───── EXTRACTED DATA ─────

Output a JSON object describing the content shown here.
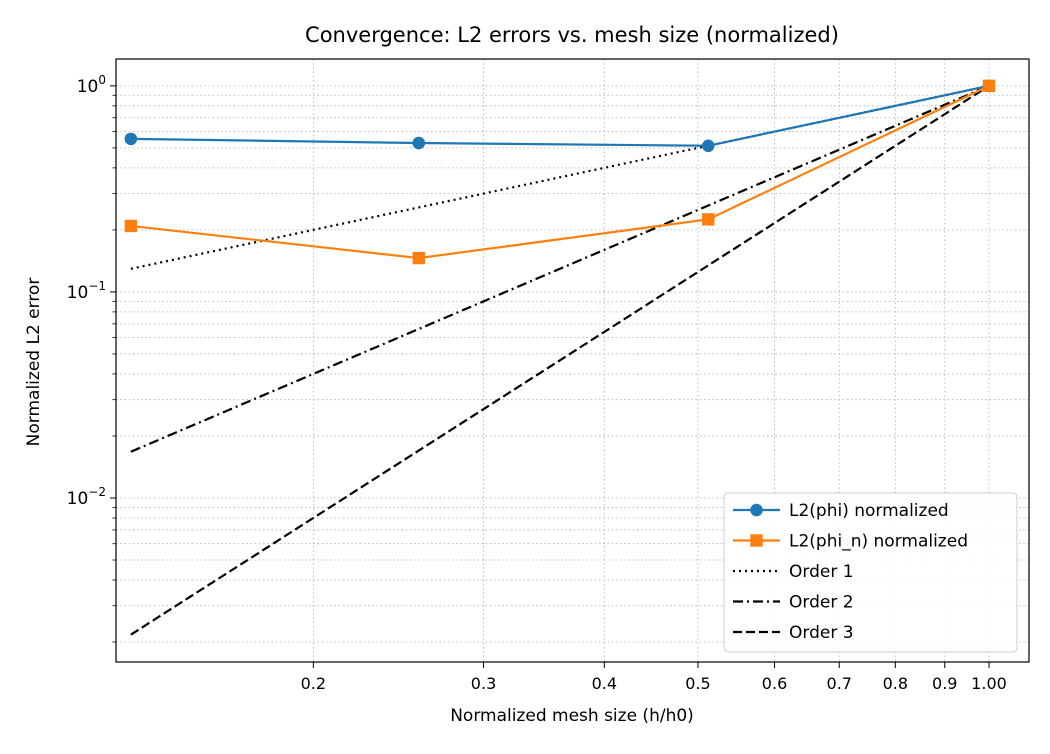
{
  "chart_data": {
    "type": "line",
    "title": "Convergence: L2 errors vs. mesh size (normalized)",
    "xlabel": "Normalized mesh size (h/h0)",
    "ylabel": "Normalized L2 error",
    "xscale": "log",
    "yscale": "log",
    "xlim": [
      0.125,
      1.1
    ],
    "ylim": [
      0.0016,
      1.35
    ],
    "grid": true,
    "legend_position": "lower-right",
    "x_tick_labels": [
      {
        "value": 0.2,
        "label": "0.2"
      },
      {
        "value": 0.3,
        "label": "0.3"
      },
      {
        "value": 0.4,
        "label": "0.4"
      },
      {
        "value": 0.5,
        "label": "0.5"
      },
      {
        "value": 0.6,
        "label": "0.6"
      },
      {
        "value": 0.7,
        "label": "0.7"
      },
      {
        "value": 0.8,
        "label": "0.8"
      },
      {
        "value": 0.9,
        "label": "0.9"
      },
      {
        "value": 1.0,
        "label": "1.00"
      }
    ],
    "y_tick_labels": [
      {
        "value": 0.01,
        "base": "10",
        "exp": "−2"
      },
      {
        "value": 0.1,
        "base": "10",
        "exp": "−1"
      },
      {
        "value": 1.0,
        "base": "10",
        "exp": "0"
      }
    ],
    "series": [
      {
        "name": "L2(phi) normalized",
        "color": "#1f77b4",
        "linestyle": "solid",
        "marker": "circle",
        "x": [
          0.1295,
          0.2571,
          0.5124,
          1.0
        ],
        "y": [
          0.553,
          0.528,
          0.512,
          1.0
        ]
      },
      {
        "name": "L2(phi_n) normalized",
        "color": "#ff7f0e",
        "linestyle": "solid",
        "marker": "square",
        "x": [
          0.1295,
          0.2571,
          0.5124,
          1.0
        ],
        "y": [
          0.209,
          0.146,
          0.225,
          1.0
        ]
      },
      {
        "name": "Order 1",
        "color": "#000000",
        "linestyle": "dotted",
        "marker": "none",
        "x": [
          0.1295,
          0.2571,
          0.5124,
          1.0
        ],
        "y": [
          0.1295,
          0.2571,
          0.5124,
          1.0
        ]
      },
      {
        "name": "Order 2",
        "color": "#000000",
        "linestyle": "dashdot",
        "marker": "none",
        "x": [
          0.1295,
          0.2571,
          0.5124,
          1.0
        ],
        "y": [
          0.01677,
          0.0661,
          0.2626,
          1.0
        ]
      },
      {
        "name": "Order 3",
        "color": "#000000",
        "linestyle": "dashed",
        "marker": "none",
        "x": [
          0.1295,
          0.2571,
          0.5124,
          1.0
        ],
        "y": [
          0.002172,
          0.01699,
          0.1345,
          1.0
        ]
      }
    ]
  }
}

─────

◆ TASK TO CARRY OUT ◆
Scan the listing above and copy all lines containing the word "value".

◆ WRITTEN SOLUTION ◆
        "value": 0.2,
        "value": 0.3,
        "value": 0.4,
        "value": 0.5,
        "value": 0.6,
        "value": 0.7,
        "value": 0.8,
        "value": 0.9,
        "value": 1.0,
        "value": 0.01,
        "value": 0.1,
        "value": 1.0,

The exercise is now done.